== AIM OF THE TASK ==
Set down every entry word for word. Omit the pictures.
──────── RECORDS FOR THIS TASK ────────
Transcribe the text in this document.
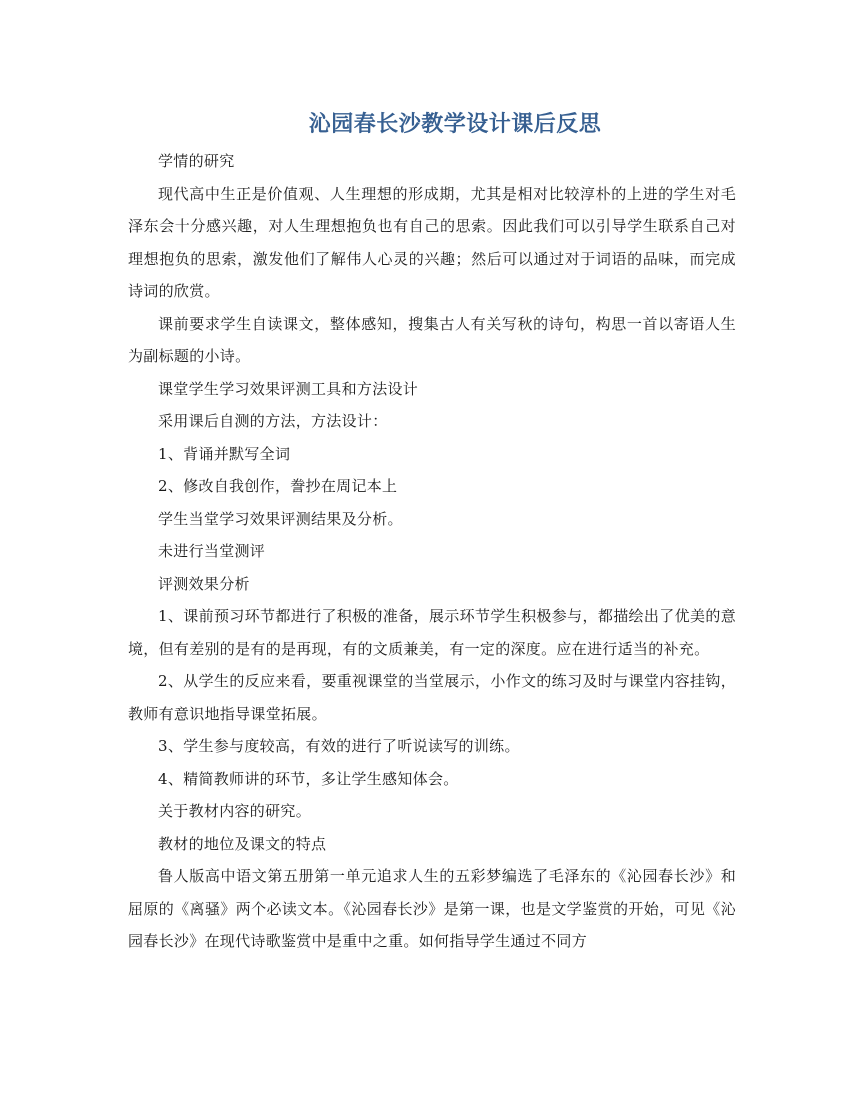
沁园春长沙教学设计课后反思

学情的研究

现代高中生正是价值观、人生理想的形成期，尤其是相对比较淳朴的上进的学生对毛泽东会十分感兴趣，对人生理想抱负也有自己的思索。因此我们可以引导学生联系自己对理想抱负的思索，激发他们了解伟人心灵的兴趣；然后可以通过对于词语的品味，而完成诗词的欣赏。

课前要求学生自读课文，整体感知，搜集古人有关写秋的诗句，构思一首以寄语人生为副标题的小诗。

课堂学生学习效果评测工具和方法设计

采用课后自测的方法，方法设计：

1、背诵并默写全词

2、修改自我创作，誊抄在周记本上

学生当堂学习效果评测结果及分析。

未进行当堂测评

评测效果分析

1、课前预习环节都进行了积极的准备，展示环节学生积极参与，都描绘出了优美的意境，但有差别的是有的是再现，有的文质兼美，有一定的深度。应在进行适当的补充。

2、从学生的反应来看，要重视课堂的当堂展示，小作文的练习及时与课堂内容挂钩，教师有意识地指导课堂拓展。

3、学生参与度较高，有效的进行了听说读写的训练。

4、精简教师讲的环节，多让学生感知体会。

关于教材内容的研究。

教材的地位及课文的特点

鲁人版高中语文第五册第一单元追求人生的五彩梦编选了毛泽东的《沁园春长沙》和屈原的《离骚》两个必读文本。《沁园春长沙》是第一课，也是文学鉴赏的开始，可见《沁园春长沙》在现代诗歌鉴赏中是重中之重。如何指导学生通过不同方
────────
== EXERCISE SOLUTION ==
Transcribe the text in this document.
沁园春长沙教学设计课后反思

学情的研究

现代高中生正是价值观、人生理想的形成期，尤其是相对比较淳朴的上进的学生对毛泽东会十分感兴趣，对人生理想抱负也有自己的思索。因此我们可以引导学生联系自己对理想抱负的思索，激发他们了解伟人心灵的兴趣；然后可以通过对于词语的品味，而完成诗词的欣赏。

课前要求学生自读课文，整体感知，搜集古人有关写秋的诗句，构思一首以寄语人生为副标题的小诗。

课堂学生学习效果评测工具和方法设计

采用课后自测的方法，方法设计：

1、背诵并默写全词

2、修改自我创作，誊抄在周记本上

学生当堂学习效果评测结果及分析。

未进行当堂测评

评测效果分析

1、课前预习环节都进行了积极的准备，展示环节学生积极参与，都描绘出了优美的意境，但有差别的是有的是再现，有的文质兼美，有一定的深度。应在进行适当的补充。

2、从学生的反应来看，要重视课堂的当堂展示，小作文的练习及时与课堂内容挂钩，教师有意识地指导课堂拓展。

3、学生参与度较高，有效的进行了听说读写的训练。

4、精简教师讲的环节，多让学生感知体会。

关于教材内容的研究。

教材的地位及课文的特点

鲁人版高中语文第五册第一单元追求人生的五彩梦编选了毛泽东的《沁园春长沙》和屈原的《离骚》两个必读文本。《沁园春长沙》是第一课，也是文学鉴赏的开始，可见《沁园春长沙》在现代诗歌鉴赏中是重中之重。如何指导学生通过不同方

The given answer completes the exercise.